▶ [WORK TO BE COMPLETED] Go through the entries below and print each one exactly, leaving out pictures.
───
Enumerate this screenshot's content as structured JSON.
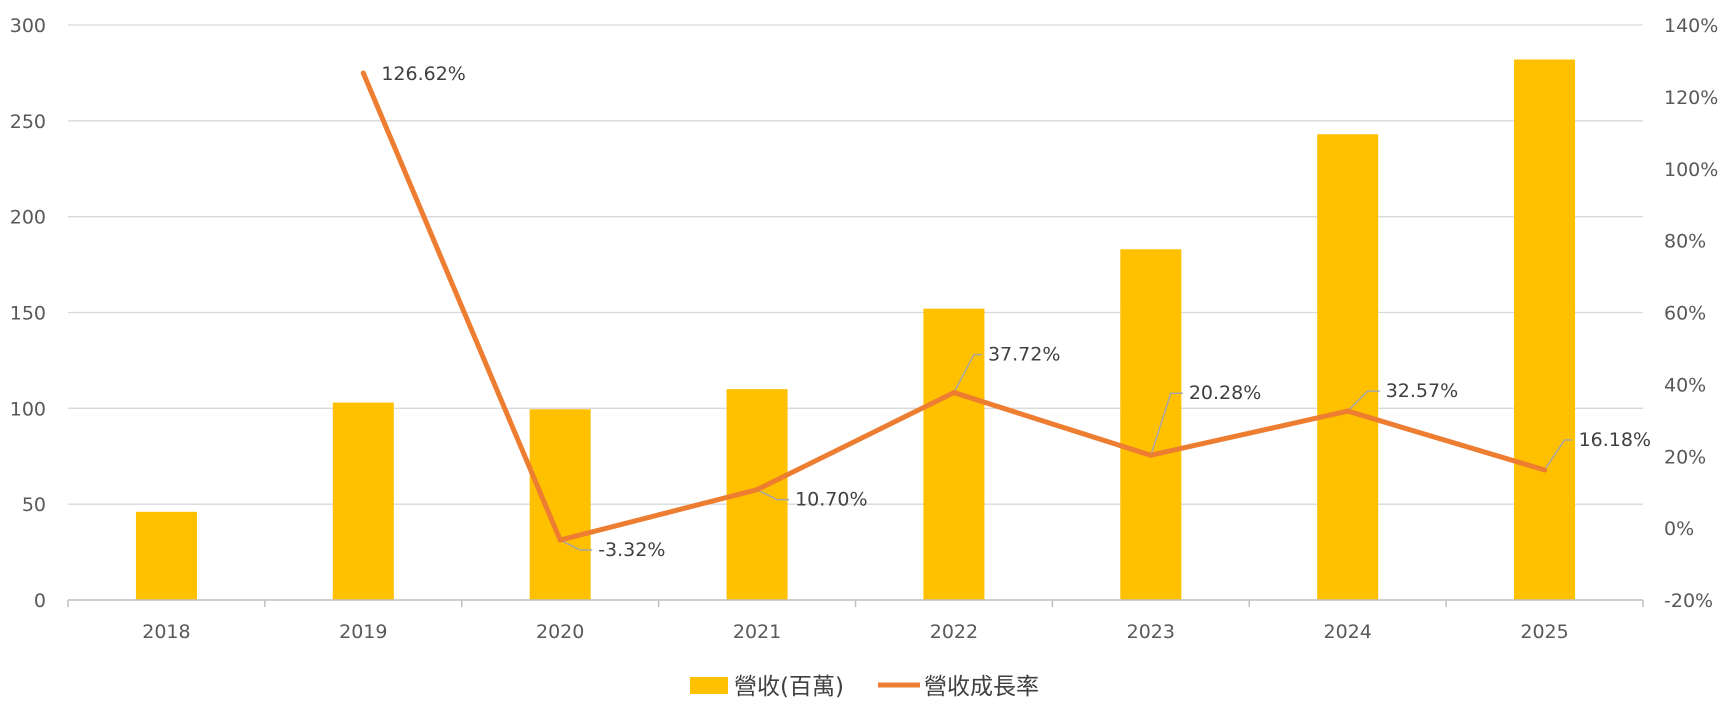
{
  "chart_data": {
    "type": "bar+line",
    "categories": [
      "2018",
      "2019",
      "2020",
      "2021",
      "2022",
      "2023",
      "2024",
      "2025"
    ],
    "series": [
      {
        "name": "營收(百萬)",
        "type": "bar",
        "axis": "left",
        "color": "#FFC000",
        "values": [
          46,
          103,
          99.5,
          110,
          152,
          183,
          243,
          282
        ]
      },
      {
        "name": "營收成長率",
        "type": "line",
        "axis": "right",
        "color": "#ED7D31",
        "values": [
          null,
          126.62,
          -3.32,
          10.7,
          37.72,
          20.28,
          32.57,
          16.18
        ],
        "labels": [
          "",
          "126.62%",
          "-3.32%",
          "10.70%",
          "37.72%",
          "20.28%",
          "32.57%",
          "16.18%"
        ]
      }
    ],
    "y_left": {
      "ylim": [
        0,
        300
      ],
      "ticks": [
        0,
        50,
        100,
        150,
        200,
        250,
        300
      ],
      "tick_labels": [
        "0",
        "50",
        "100",
        "150",
        "200",
        "250",
        "300"
      ]
    },
    "y_right": {
      "ylim": [
        -20,
        140
      ],
      "ticks": [
        -20,
        0,
        20,
        40,
        60,
        80,
        100,
        120,
        140
      ],
      "tick_labels": [
        "-20%",
        "0%",
        "20%",
        "40%",
        "60%",
        "80%",
        "100%",
        "120%",
        "140%"
      ]
    },
    "title": "",
    "xlabel": "",
    "ylabel": "",
    "grid": true,
    "legend_position": "bottom-center"
  }
}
───
▶ [OUTPUT]
Enumerate this screenshot's content as structured JSON.
{
  "chart_data": {
    "type": "bar+line",
    "categories": [
      "2018",
      "2019",
      "2020",
      "2021",
      "2022",
      "2023",
      "2024",
      "2025"
    ],
    "series": [
      {
        "name": "營收(百萬)",
        "type": "bar",
        "axis": "left",
        "color": "#FFC000",
        "values": [
          46,
          103,
          99.5,
          110,
          152,
          183,
          243,
          282
        ]
      },
      {
        "name": "營收成長率",
        "type": "line",
        "axis": "right",
        "color": "#ED7D31",
        "values": [
          null,
          126.62,
          -3.32,
          10.7,
          37.72,
          20.28,
          32.57,
          16.18
        ],
        "labels": [
          "",
          "126.62%",
          "-3.32%",
          "10.70%",
          "37.72%",
          "20.28%",
          "32.57%",
          "16.18%"
        ]
      }
    ],
    "y_left": {
      "ylim": [
        0,
        300
      ],
      "ticks": [
        0,
        50,
        100,
        150,
        200,
        250,
        300
      ],
      "tick_labels": [
        "0",
        "50",
        "100",
        "150",
        "200",
        "250",
        "300"
      ]
    },
    "y_right": {
      "ylim": [
        -20,
        140
      ],
      "ticks": [
        -20,
        0,
        20,
        40,
        60,
        80,
        100,
        120,
        140
      ],
      "tick_labels": [
        "-20%",
        "0%",
        "20%",
        "40%",
        "60%",
        "80%",
        "100%",
        "120%",
        "140%"
      ]
    },
    "title": "",
    "xlabel": "",
    "ylabel": "",
    "grid": true,
    "legend_position": "bottom-center"
  }
}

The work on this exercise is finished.